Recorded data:
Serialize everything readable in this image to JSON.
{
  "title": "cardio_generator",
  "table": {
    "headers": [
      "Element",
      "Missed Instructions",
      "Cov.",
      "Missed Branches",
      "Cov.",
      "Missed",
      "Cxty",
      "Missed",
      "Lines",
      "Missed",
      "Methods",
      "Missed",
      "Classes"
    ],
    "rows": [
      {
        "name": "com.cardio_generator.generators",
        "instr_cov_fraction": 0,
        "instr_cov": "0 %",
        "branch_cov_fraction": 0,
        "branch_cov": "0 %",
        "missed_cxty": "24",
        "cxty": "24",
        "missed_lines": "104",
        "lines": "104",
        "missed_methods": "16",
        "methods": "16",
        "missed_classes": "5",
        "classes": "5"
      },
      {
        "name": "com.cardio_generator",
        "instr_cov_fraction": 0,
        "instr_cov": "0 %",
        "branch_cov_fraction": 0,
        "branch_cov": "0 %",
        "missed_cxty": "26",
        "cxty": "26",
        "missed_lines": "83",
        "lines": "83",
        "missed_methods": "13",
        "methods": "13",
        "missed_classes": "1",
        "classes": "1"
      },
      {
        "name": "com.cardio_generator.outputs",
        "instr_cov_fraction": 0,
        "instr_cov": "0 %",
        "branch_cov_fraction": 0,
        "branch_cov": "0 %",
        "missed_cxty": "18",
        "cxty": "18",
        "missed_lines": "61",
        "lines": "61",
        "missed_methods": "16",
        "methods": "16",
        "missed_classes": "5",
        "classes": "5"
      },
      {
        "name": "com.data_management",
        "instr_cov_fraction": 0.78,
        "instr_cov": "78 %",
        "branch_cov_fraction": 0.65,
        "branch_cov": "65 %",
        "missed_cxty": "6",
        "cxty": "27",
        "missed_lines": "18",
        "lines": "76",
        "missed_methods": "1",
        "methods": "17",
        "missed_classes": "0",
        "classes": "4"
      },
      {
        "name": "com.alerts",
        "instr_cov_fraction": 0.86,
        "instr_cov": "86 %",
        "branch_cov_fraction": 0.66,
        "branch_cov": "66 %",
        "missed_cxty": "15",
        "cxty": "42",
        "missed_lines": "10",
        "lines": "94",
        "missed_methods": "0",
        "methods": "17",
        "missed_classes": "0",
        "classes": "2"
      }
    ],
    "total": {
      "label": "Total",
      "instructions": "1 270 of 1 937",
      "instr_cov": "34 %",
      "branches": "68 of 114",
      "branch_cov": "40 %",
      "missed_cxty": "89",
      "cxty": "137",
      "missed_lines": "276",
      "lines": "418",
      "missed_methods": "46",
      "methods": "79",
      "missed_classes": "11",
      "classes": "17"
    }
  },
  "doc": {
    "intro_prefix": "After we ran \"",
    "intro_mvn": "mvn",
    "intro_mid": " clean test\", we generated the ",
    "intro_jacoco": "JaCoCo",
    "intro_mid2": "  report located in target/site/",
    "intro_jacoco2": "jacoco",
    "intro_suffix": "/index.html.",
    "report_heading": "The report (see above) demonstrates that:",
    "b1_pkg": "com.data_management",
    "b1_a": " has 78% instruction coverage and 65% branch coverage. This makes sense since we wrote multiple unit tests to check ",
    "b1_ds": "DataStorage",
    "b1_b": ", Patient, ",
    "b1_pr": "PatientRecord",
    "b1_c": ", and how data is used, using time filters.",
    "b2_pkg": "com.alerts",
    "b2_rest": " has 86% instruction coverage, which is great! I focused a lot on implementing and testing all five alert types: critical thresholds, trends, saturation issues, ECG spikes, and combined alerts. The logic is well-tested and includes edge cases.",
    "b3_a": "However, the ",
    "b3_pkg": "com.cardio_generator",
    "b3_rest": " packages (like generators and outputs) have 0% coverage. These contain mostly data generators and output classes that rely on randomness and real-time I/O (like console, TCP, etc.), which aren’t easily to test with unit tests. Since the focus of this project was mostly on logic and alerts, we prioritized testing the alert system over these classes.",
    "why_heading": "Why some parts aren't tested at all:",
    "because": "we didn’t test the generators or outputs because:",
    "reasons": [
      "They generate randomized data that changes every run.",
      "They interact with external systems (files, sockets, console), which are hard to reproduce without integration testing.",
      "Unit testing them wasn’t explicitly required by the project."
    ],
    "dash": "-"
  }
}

**The request**
Nothing in the data may differ; print all of it exactly as written.

**Result of the exercise**
Serialize everything readable in this image to JSON.
{
  "title": "cardio_generator",
  "table": {
    "headers": [
      "Element",
      "Missed Instructions",
      "Cov.",
      "Missed Branches",
      "Cov.",
      "Missed",
      "Cxty",
      "Missed",
      "Lines",
      "Missed",
      "Methods",
      "Missed",
      "Classes"
    ],
    "rows": [
      {
        "name": "com.cardio_generator.generators",
        "instr_cov_fraction": 0,
        "instr_cov": "0 %",
        "branch_cov_fraction": 0,
        "branch_cov": "0 %",
        "missed_cxty": "24",
        "cxty": "24",
        "missed_lines": "104",
        "lines": "104",
        "missed_methods": "16",
        "methods": "16",
        "missed_classes": "5",
        "classes": "5"
      },
      {
        "name": "com.cardio_generator",
        "instr_cov_fraction": 0,
        "instr_cov": "0 %",
        "branch_cov_fraction": 0,
        "branch_cov": "0 %",
        "missed_cxty": "26",
        "cxty": "26",
        "missed_lines": "83",
        "lines": "83",
        "missed_methods": "13",
        "methods": "13",
        "missed_classes": "1",
        "classes": "1"
      },
      {
        "name": "com.cardio_generator.outputs",
        "instr_cov_fraction": 0,
        "instr_cov": "0 %",
        "branch_cov_fraction": 0,
        "branch_cov": "0 %",
        "missed_cxty": "18",
        "cxty": "18",
        "missed_lines": "61",
        "lines": "61",
        "missed_methods": "16",
        "methods": "16",
        "missed_classes": "5",
        "classes": "5"
      },
      {
        "name": "com.data_management",
        "instr_cov_fraction": 0.78,
        "instr_cov": "78 %",
        "branch_cov_fraction": 0.65,
        "branch_cov": "65 %",
        "missed_cxty": "6",
        "cxty": "27",
        "missed_lines": "18",
        "lines": "76",
        "missed_methods": "1",
        "methods": "17",
        "missed_classes": "0",
        "classes": "4"
      },
      {
        "name": "com.alerts",
        "instr_cov_fraction": 0.86,
        "instr_cov": "86 %",
        "branch_cov_fraction": 0.66,
        "branch_cov": "66 %",
        "missed_cxty": "15",
        "cxty": "42",
        "missed_lines": "10",
        "lines": "94",
        "missed_methods": "0",
        "methods": "17",
        "missed_classes": "0",
        "classes": "2"
      }
    ],
    "total": {
      "label": "Total",
      "instructions": "1 270 of 1 937",
      "instr_cov": "34 %",
      "branches": "68 of 114",
      "branch_cov": "40 %",
      "missed_cxty": "89",
      "cxty": "137",
      "missed_lines": "276",
      "lines": "418",
      "missed_methods": "46",
      "methods": "79",
      "missed_classes": "11",
      "classes": "17"
    }
  },
  "doc": {
    "intro_prefix": "After we ran \"",
    "intro_mvn": "mvn",
    "intro_mid": " clean test\", we generated the ",
    "intro_jacoco": "JaCoCo",
    "intro_mid2": "  report located in target/site/",
    "intro_jacoco2": "jacoco",
    "intro_suffix": "/index.html.",
    "report_heading": "The report (see above) demonstrates that:",
    "b1_pkg": "com.data_management",
    "b1_a": " has 78% instruction coverage and 65% branch coverage. This makes sense since we wrote multiple unit tests to check ",
    "b1_ds": "DataStorage",
    "b1_b": ", Patient, ",
    "b1_pr": "PatientRecord",
    "b1_c": ", and how data is used, using time filters.",
    "b2_pkg": "com.alerts",
    "b2_rest": " has 86% instruction coverage, which is great! I focused a lot on implementing and testing all five alert types: critical thresholds, trends, saturation issues, ECG spikes, and combined alerts. The logic is well-tested and includes edge cases.",
    "b3_a": "However, the ",
    "b3_pkg": "com.cardio_generator",
    "b3_rest": " packages (like generators and outputs) have 0% coverage. These contain mostly data generators and output classes that rely on randomness and real-time I/O (like console, TCP, etc.), which aren’t easily to test with unit tests. Since the focus of this project was mostly on logic and alerts, we prioritized testing the alert system over these classes.",
    "why_heading": "Why some parts aren't tested at all:",
    "because": "we didn’t test the generators or outputs because:",
    "reasons": [
      "They generate randomized data that changes every run.",
      "They interact with external systems (files, sockets, console), which are hard to reproduce without integration testing.",
      "Unit testing them wasn’t explicitly required by the project."
    ],
    "dash": "-"
  }
}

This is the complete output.